* DIRECTIVE *
Can you write out all the lines word for word, with no pictures?

* LISTING *
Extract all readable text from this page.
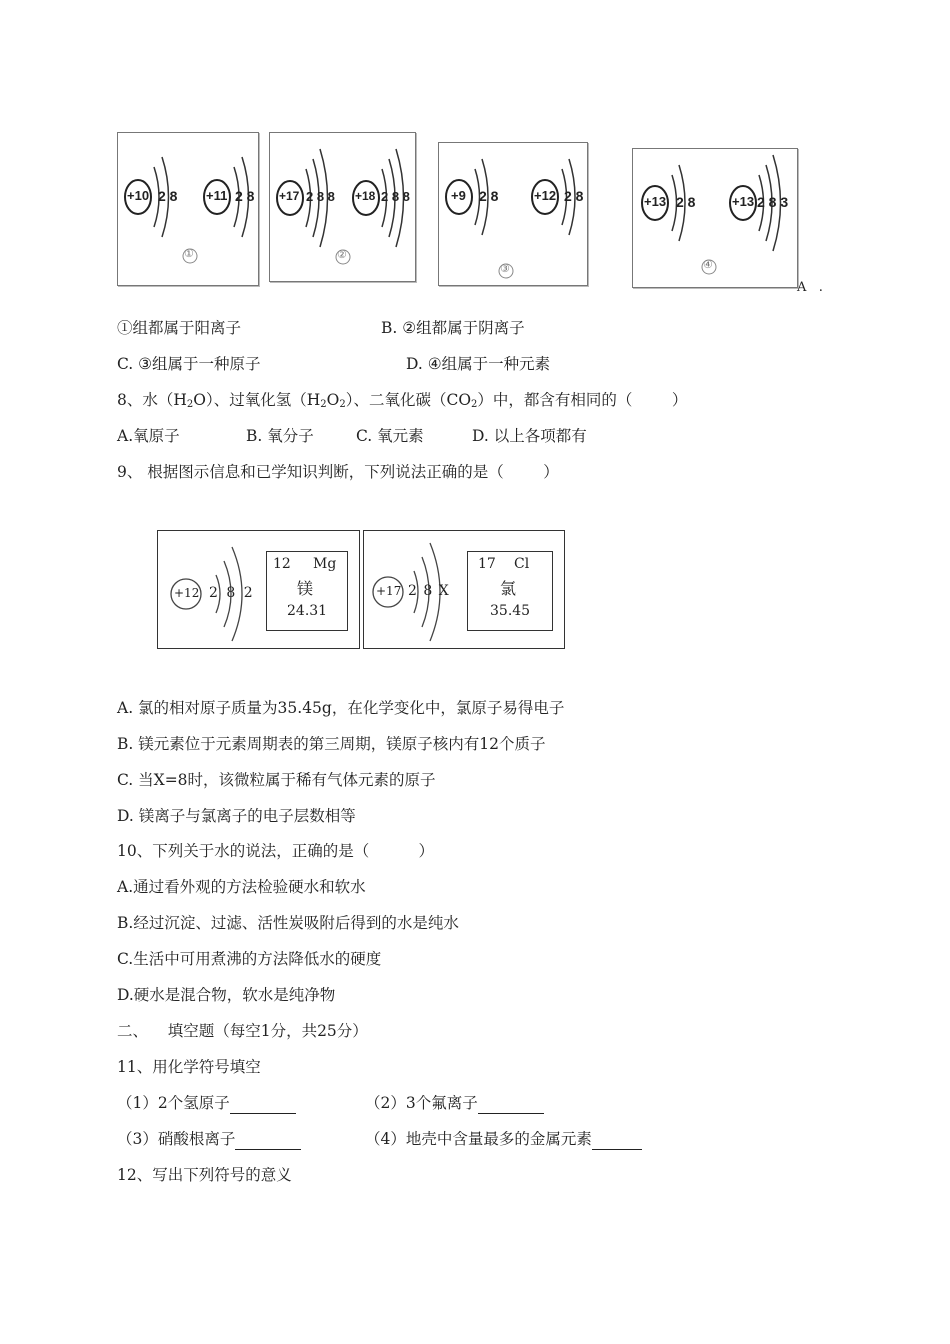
+10 2 8 +11 2 8
①
+17 2 8 8 +18 2 8 8
②
+9 2 8	+12 2 8
③
+13 2 8	+13 2 8 3
④
A   .
①组都属于阳离子	B. ②组都属于阴离子
C. ③组属于一种原子	D. ④组属于一种元素
8、水$(H_2O)$、过氧化氢$(H_2O_2)$、二氧化碳$(CO_2)$中，都含有相同的（        ）
A.氧原子	B. 氧分子	C. 氧元素	D. 以上各项都有
9、 根据图示信息和已学知识判断，下列说法正确的是（        ）
+12 2 8 2
12 Mg
镁
24.31
+17 2 8 X
17 Cl
氯
35.45
A. 氯的相对原子质量为35.45g，在化学变化中，氯原子易得电子
B. 镁元素位于元素周期表的第三周期，镁原子核内有12个质子
C. 当X=8时，该微粒属于稀有气体元素的原子
D. 镁离子与氯离子的电子层数相等
10、下列关于水的说法，正确的是（          ）
A.通过看外观的方法检验硬水和软水
B.经过沉淀、过滤、活性炭吸附后得到的水是纯水
C.生活中可用煮沸的方法降低水的硬度
D.硬水是混合物，软水是纯净物
二、    填空题（每空1分，共25分）
11、用化学符号填空
（1）2个氢原子	（2）3个氟离子
（3）硝酸根离子	（4）地壳中含量最多的金属元素
12、写出下列符号的意义
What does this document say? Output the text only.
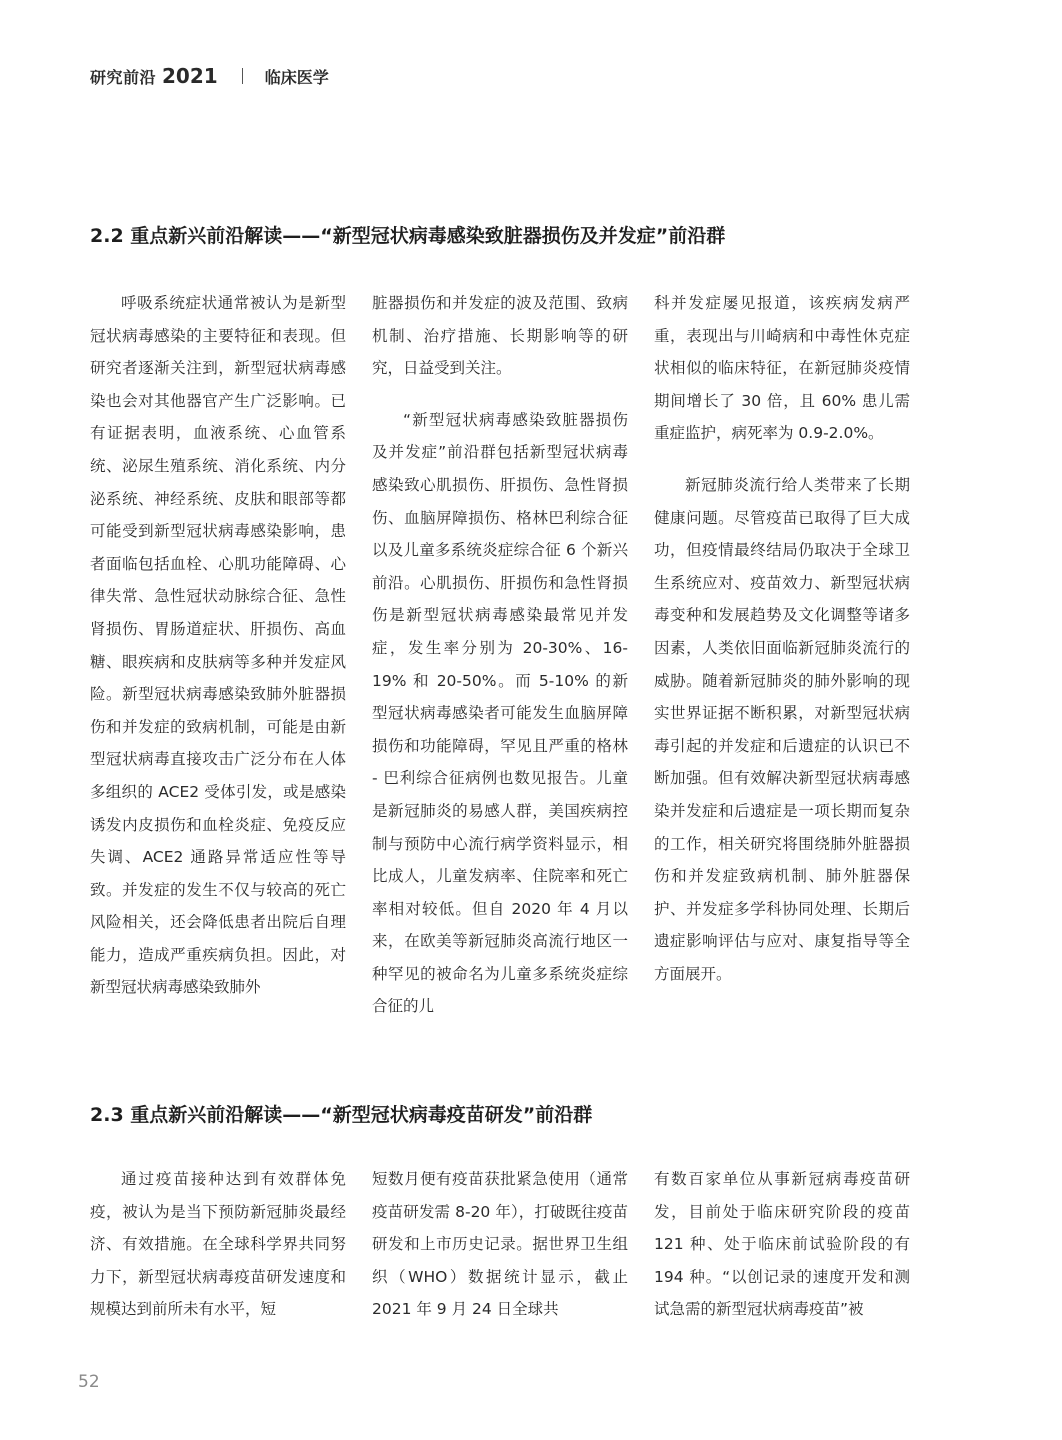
研究前沿 2021	临床医学
2.2 重点新兴前沿解读——“新型冠状病毒感染致脏器损伤及并发症”前沿群

呼吸系统症状通常被认为是新型冠状病毒感染的主要特征和表现。但研究者逐渐关注到，新型冠状病毒感染也会对其他器官产生广泛影响。已有证据表明，血液系统、心血管系统、泌尿生殖系统、消化系统、内分泌系统、神经系统、皮肤和眼部等都可能受到新型冠状病毒感染影响，患者面临包括血栓、心肌功能障碍、心律失常、急性冠状动脉综合征、急性肾损伤、胃肠道症状、肝损伤、高血糖、眼疾病和皮肤病等多种并发症风险。新型冠状病毒感染致肺外脏器损伤和并发症的致病机制，可能是由新型冠状病毒直接攻击广泛分布在人体多组织的 ACE2 受体引发，或是感染诱发内皮损伤和血栓炎症、免疫反应失调、ACE2 通路异常适应性等导致。并发症的发生不仅与较高的死亡风险相关，还会降低患者出院后自理能力，造成严重疾病负担。因此，对新型冠状病毒感染致肺外

脏器损伤和并发症的波及范围、致病机制、治疗措施、长期影响等的研究，日益受到关注。

“新型冠状病毒感染致脏器损伤及并发症”前沿群包括新型冠状病毒感染致心肌损伤、肝损伤、急性肾损伤、血脑屏障损伤、格林巴利综合征以及儿童多系统炎症综合征 6 个新兴前沿。心肌损伤、肝损伤和急性肾损伤是新型冠状病毒感染最常见并发症，发生率分别为 20-30%、16-19% 和 20-50%。而 5-10% 的新型冠状病毒感染者可能发生血脑屏障损伤和功能障碍，罕见且严重的格林 - 巴利综合征病例也数见报告。儿童是新冠肺炎的易感人群，美国疾病控制与预防中心流行病学资料显示，相比成人，儿童发病率、住院率和死亡率相对较低。但自 2020 年 4 月以来，在欧美等新冠肺炎高流行地区一种罕见的被命名为儿童多系统炎症综合征的儿

科并发症屡见报道，该疾病发病严重，表现出与川崎病和中毒性休克症状相似的临床特征，在新冠肺炎疫情期间增长了 30 倍，且 60% 患儿需重症监护，病死率为 0.9-2.0%。

新冠肺炎流行给人类带来了长期健康问题。尽管疫苗已取得了巨大成功，但疫情最终结局仍取决于全球卫生系统应对、疫苗效力、新型冠状病毒变种和发展趋势及文化调整等诸多因素，人类依旧面临新冠肺炎流行的威胁。随着新冠肺炎的肺外影响的现实世界证据不断积累，对新型冠状病毒引起的并发症和后遗症的认识已不断加强。但有效解决新型冠状病毒感染并发症和后遗症是一项长期而复杂的工作，相关研究将围绕肺外脏器损伤和并发症致病机制、肺外脏器保护、并发症多学科协同处理、长期后遗症影响评估与应对、康复指导等全方面展开。

2.3 重点新兴前沿解读——“新型冠状病毒疫苗研发”前沿群

通过疫苗接种达到有效群体免疫，被认为是当下预防新冠肺炎最经济、有效措施。在全球科学界共同努力下，新型冠状病毒疫苗研发速度和规模达到前所未有水平，短

短数月便有疫苗获批紧急使用（通常疫苗研发需 8-20 年），打破既往疫苗研发和上市历史记录。据世界卫生组织（WHO）数据统计显示，截止 2021 年 9 月 24 日全球共

有数百家单位从事新冠病毒疫苗研发，目前处于临床研究阶段的疫苗 121 种、处于临床前试验阶段的有 194 种。“以创记录的速度开发和测试急需的新型冠状病毒疫苗”被

52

* TASK OUTPUT *
Extract all readable text from this page.
+10 2 8 +11 2 8
①
+17 2 8 8 +18 2 8 8
②
+9 2 8	+12 2 8
③
+13 2 8	+13 2 8 3
④
A   .
①组都属于阳离子	B. ②组都属于阴离子
C. ③组属于一种原子	D. ④组属于一种元素
8、水$(H_2O)$、过氧化氢$(H_2O_2)$、二氧化碳$(CO_2)$中，都含有相同的（        ）
A.氧原子	B. 氧分子	C. 氧元素	D. 以上各项都有
9、 根据图示信息和已学知识判断，下列说法正确的是（        ）
+12 2 8 2
12 Mg
镁
24.31
+17 2 8 X
17 Cl
氯
35.45
A. 氯的相对原子质量为35.45g，在化学变化中，氯原子易得电子
B. 镁元素位于元素周期表的第三周期，镁原子核内有12个质子
C. 当X=8时，该微粒属于稀有气体元素的原子
D. 镁离子与氯离子的电子层数相等
10、下列关于水的说法，正确的是（          ）
A.通过看外观的方法检验硬水和软水
B.经过沉淀、过滤、活性炭吸附后得到的水是纯水
C.生活中可用煮沸的方法降低水的硬度
D.硬水是混合物，软水是纯净物
二、    填空题（每空1分，共25分）
11、用化学符号填空
（1）2个氢原子	（2）3个氟离子
（3）硝酸根离子	（4）地壳中含量最多的金属元素
12、写出下列符号的意义
What does this document say? Output the text only.
研究前沿 2021	临床医学
2.2 重点新兴前沿解读——“新型冠状病毒感染致脏器损伤及并发症”前沿群

呼吸系统症状通常被认为是新型冠状病毒感染的主要特征和表现。但研究者逐渐关注到，新型冠状病毒感染也会对其他器官产生广泛影响。已有证据表明，血液系统、心血管系统、泌尿生殖系统、消化系统、内分泌系统、神经系统、皮肤和眼部等都可能受到新型冠状病毒感染影响，患者面临包括血栓、心肌功能障碍、心律失常、急性冠状动脉综合征、急性肾损伤、胃肠道症状、肝损伤、高血糖、眼疾病和皮肤病等多种并发症风险。新型冠状病毒感染致肺外脏器损伤和并发症的致病机制，可能是由新型冠状病毒直接攻击广泛分布在人体多组织的 ACE2 受体引发，或是感染诱发内皮损伤和血栓炎症、免疫反应失调、ACE2 通路异常适应性等导致。并发症的发生不仅与较高的死亡风险相关，还会降低患者出院后自理能力，造成严重疾病负担。因此，对新型冠状病毒感染致肺外

脏器损伤和并发症的波及范围、致病机制、治疗措施、长期影响等的研究，日益受到关注。

“新型冠状病毒感染致脏器损伤及并发症”前沿群包括新型冠状病毒感染致心肌损伤、肝损伤、急性肾损伤、血脑屏障损伤、格林巴利综合征以及儿童多系统炎症综合征 6 个新兴前沿。心肌损伤、肝损伤和急性肾损伤是新型冠状病毒感染最常见并发症，发生率分别为 20-30%、16-19% 和 20-50%。而 5-10% 的新型冠状病毒感染者可能发生血脑屏障损伤和功能障碍，罕见且严重的格林 - 巴利综合征病例也数见报告。儿童是新冠肺炎的易感人群，美国疾病控制与预防中心流行病学资料显示，相比成人，儿童发病率、住院率和死亡率相对较低。但自 2020 年 4 月以来，在欧美等新冠肺炎高流行地区一种罕见的被命名为儿童多系统炎症综合征的儿

科并发症屡见报道，该疾病发病严重，表现出与川崎病和中毒性休克症状相似的临床特征，在新冠肺炎疫情期间增长了 30 倍，且 60% 患儿需重症监护，病死率为 0.9-2.0%。

新冠肺炎流行给人类带来了长期健康问题。尽管疫苗已取得了巨大成功，但疫情最终结局仍取决于全球卫生系统应对、疫苗效力、新型冠状病毒变种和发展趋势及文化调整等诸多因素，人类依旧面临新冠肺炎流行的威胁。随着新冠肺炎的肺外影响的现实世界证据不断积累，对新型冠状病毒引起的并发症和后遗症的认识已不断加强。但有效解决新型冠状病毒感染并发症和后遗症是一项长期而复杂的工作，相关研究将围绕肺外脏器损伤和并发症致病机制、肺外脏器保护、并发症多学科协同处理、长期后遗症影响评估与应对、康复指导等全方面展开。

2.3 重点新兴前沿解读——“新型冠状病毒疫苗研发”前沿群

通过疫苗接种达到有效群体免疫，被认为是当下预防新冠肺炎最经济、有效措施。在全球科学界共同努力下，新型冠状病毒疫苗研发速度和规模达到前所未有水平，短

短数月便有疫苗获批紧急使用（通常疫苗研发需 8-20 年），打破既往疫苗研发和上市历史记录。据世界卫生组织（WHO）数据统计显示，截止 2021 年 9 月 24 日全球共

有数百家单位从事新冠病毒疫苗研发，目前处于临床研究阶段的疫苗 121 种、处于临床前试验阶段的有 194 种。“以创记录的速度开发和测试急需的新型冠状病毒疫苗”被

52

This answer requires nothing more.